(Data records)
* begin *

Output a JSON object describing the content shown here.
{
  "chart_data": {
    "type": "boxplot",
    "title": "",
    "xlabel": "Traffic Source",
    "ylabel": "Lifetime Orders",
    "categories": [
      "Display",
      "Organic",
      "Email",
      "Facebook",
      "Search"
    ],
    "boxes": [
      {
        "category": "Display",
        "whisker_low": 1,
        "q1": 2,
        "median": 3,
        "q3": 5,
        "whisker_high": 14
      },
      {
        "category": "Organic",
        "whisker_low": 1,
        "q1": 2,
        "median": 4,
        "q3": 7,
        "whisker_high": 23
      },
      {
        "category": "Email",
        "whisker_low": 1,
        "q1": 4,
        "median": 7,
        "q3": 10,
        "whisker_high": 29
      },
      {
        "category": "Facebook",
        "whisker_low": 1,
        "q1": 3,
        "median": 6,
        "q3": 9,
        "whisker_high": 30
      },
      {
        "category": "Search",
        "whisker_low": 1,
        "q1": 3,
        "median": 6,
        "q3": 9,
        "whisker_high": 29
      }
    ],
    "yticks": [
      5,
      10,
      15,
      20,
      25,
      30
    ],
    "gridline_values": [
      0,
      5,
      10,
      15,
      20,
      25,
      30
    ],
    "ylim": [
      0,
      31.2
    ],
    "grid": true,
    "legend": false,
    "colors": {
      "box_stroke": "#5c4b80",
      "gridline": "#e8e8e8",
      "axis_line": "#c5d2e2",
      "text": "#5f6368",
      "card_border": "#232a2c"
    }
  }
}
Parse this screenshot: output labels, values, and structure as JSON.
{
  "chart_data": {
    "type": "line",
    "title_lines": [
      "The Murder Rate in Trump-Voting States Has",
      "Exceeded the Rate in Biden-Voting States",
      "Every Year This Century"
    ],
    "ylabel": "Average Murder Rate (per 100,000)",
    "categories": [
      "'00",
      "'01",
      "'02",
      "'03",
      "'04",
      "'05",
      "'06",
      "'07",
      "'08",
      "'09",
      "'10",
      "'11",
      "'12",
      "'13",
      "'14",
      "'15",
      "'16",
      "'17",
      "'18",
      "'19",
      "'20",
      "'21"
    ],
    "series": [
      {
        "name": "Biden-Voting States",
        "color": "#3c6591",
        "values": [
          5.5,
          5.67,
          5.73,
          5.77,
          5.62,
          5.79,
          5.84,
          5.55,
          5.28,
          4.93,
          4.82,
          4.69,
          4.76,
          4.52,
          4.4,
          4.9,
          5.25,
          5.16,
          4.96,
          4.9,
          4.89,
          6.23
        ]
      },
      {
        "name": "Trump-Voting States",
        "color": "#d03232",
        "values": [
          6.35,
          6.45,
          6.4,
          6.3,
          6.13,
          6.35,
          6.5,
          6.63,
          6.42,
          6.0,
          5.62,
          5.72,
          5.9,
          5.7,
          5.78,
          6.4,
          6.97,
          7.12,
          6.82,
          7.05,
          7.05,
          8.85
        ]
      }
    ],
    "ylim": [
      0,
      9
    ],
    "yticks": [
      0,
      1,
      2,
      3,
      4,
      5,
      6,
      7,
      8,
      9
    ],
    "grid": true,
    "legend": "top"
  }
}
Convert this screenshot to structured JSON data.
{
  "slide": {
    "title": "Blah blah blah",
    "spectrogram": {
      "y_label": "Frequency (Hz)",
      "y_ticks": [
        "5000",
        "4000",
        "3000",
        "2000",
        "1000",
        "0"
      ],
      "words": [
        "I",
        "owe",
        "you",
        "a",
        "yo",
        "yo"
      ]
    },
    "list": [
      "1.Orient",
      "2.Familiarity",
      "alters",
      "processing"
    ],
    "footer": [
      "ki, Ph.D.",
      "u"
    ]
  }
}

* end *

What is required - From the entries above, copy every line containing the word "JSON".

Complete response -
Output a JSON object describing the content shown here.
Parse this screenshot: output labels, values, and structure as JSON.
Convert this screenshot to structured JSON data.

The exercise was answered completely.